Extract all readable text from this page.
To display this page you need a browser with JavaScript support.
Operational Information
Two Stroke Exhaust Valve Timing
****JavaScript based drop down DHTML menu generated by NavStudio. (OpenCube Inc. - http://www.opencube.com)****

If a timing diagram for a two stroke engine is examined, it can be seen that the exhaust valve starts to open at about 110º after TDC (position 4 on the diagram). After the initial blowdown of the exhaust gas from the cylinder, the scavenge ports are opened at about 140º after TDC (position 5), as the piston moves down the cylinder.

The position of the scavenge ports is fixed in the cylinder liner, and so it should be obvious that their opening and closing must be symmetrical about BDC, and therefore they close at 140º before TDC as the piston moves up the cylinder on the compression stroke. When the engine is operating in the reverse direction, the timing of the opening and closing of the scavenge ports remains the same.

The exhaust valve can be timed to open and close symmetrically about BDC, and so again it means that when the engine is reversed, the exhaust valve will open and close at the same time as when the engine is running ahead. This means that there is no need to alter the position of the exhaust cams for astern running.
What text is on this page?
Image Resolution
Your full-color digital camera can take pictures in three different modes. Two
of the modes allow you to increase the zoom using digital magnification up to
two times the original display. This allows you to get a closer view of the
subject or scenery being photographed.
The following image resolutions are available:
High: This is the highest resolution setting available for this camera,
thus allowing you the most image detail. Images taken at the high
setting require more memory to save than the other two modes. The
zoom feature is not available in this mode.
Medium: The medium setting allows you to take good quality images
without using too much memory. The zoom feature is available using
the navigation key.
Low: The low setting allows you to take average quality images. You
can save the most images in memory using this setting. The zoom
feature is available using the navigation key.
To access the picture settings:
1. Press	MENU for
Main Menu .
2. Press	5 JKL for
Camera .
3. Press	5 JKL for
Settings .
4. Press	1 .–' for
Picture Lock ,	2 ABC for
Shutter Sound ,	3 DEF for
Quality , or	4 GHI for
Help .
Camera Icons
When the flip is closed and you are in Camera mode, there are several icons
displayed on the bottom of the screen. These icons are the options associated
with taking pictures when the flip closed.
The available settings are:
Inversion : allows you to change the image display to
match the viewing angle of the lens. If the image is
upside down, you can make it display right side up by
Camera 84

□ □ □ □ □

■ SET EXERCISE ■
Copy out all lines that carry the word "closed".

■ EXERCISE ANSWER ■
When the flip is closed and you are in Camera mode, there are several icons
with taking pictures when the flip closed.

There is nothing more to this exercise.